[DATA SHOWN]
━━━━

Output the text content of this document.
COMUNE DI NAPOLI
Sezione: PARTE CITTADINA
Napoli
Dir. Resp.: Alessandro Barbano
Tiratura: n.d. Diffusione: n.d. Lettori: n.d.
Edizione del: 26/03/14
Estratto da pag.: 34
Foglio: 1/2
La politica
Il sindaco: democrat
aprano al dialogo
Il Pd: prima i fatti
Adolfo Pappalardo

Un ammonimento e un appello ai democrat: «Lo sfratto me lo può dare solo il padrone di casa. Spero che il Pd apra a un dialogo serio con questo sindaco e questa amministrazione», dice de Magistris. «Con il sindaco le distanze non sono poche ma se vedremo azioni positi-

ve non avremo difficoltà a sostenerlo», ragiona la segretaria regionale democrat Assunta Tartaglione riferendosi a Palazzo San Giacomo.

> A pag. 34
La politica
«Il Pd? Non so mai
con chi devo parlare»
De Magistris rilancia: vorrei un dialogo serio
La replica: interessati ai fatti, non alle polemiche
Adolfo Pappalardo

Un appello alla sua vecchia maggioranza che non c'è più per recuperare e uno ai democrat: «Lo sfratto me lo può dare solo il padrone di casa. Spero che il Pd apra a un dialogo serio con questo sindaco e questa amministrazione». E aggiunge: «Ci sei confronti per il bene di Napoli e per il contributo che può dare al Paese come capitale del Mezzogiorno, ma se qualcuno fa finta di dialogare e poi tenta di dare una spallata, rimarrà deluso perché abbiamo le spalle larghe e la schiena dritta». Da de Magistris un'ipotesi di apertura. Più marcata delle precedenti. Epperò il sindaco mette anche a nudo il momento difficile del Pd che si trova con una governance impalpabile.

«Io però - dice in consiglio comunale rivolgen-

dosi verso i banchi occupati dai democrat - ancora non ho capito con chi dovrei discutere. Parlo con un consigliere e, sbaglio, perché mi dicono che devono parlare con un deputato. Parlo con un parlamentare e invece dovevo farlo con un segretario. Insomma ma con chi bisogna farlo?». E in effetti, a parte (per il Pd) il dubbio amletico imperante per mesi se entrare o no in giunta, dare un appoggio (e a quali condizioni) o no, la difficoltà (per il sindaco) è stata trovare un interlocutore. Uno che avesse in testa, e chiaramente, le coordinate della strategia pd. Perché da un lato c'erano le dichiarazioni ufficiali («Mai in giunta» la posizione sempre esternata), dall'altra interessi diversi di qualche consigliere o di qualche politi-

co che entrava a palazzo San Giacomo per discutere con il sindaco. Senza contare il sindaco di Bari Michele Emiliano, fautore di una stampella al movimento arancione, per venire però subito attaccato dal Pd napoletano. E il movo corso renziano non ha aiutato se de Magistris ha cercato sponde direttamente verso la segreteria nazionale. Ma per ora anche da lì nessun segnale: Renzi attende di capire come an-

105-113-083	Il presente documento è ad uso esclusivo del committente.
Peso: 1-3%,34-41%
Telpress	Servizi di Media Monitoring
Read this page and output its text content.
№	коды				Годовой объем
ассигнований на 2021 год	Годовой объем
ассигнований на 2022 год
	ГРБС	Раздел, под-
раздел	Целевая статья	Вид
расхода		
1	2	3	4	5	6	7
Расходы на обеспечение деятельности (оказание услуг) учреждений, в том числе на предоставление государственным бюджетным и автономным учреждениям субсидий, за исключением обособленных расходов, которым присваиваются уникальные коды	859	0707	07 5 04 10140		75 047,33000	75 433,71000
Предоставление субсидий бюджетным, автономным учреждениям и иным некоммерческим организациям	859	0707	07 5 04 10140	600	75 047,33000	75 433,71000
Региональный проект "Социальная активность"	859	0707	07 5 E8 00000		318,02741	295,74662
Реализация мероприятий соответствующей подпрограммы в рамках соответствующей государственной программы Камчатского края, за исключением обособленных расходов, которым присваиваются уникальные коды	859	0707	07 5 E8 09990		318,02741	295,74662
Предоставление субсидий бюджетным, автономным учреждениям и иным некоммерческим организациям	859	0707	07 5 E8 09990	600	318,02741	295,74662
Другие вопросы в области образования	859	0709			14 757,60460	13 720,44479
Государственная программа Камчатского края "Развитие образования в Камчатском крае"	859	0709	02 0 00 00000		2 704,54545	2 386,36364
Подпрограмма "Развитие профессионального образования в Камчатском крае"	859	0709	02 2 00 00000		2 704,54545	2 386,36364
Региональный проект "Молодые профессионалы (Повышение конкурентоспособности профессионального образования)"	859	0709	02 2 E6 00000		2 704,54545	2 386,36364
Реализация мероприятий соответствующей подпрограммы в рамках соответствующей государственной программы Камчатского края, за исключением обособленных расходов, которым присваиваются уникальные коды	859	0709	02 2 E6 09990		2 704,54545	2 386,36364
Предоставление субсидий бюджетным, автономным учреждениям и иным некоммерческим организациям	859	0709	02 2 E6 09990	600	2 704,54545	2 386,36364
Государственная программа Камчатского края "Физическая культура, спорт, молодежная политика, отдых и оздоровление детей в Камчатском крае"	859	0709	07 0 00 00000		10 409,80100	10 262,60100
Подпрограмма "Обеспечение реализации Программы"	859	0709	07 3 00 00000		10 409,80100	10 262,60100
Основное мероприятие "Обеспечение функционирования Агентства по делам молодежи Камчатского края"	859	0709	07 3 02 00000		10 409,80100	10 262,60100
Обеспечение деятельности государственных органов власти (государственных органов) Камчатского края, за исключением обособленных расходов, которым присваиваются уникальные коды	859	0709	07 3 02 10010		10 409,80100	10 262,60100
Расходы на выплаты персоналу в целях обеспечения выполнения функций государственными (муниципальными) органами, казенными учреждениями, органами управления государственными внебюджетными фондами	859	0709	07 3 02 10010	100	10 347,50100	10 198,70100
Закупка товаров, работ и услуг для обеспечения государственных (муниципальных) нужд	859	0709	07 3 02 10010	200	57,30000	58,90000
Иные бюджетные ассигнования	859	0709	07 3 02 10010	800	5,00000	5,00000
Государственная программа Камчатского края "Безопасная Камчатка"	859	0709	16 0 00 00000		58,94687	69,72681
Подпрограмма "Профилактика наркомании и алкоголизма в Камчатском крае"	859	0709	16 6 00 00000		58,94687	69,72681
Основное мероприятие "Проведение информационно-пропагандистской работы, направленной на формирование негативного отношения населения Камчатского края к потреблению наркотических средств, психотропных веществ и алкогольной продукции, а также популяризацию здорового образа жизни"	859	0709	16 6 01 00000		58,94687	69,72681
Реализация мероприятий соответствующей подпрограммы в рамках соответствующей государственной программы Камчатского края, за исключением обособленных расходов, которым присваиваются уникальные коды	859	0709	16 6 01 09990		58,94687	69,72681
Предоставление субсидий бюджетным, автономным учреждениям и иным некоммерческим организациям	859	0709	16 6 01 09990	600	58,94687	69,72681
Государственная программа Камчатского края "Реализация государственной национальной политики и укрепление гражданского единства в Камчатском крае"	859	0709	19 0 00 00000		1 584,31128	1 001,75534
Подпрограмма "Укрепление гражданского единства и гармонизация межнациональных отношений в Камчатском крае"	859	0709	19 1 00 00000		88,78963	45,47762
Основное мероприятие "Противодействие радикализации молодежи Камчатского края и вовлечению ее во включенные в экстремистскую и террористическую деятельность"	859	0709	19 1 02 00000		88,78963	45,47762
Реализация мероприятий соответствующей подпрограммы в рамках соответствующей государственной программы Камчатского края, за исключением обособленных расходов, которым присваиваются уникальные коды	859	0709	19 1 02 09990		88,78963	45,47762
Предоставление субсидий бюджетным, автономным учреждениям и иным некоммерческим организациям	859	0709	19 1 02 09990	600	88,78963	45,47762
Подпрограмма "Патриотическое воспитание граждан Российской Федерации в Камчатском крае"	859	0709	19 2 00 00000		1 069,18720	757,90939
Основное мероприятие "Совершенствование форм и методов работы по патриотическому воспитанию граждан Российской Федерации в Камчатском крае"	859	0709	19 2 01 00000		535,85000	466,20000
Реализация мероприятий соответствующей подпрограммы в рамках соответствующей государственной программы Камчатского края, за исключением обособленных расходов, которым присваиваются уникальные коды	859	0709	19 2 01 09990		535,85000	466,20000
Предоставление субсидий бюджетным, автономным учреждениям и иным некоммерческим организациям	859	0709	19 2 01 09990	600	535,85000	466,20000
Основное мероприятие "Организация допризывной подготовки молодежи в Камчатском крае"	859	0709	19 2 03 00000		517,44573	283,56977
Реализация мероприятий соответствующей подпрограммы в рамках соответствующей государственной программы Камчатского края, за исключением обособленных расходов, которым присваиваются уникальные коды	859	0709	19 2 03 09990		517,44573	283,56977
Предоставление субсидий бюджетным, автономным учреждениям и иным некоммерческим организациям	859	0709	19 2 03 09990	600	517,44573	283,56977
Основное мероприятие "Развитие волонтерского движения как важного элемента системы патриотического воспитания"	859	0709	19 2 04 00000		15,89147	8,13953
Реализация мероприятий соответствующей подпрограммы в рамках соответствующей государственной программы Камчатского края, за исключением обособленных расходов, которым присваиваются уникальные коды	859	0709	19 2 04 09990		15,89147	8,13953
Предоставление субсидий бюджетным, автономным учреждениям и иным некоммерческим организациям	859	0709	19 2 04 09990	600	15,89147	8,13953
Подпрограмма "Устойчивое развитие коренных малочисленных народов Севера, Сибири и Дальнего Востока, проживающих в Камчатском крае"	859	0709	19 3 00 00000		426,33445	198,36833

━━━━

[TASK PROMPT] List all lines holding the string "Федерации".

[RESULT FOR THIS EXERCISE]
Подпрограмма "Патриотическое воспитание граждан Российской Федерации в Камчатском крае"	859	0709	19 2 00 00000		1 069,18720	757,90939
Основное мероприятие "Совершенствование форм и методов работы по патриотическому воспитанию граждан Российской Федерации в Камчатском крае"	859	0709	19 2 01 00000		535,85000	466,20000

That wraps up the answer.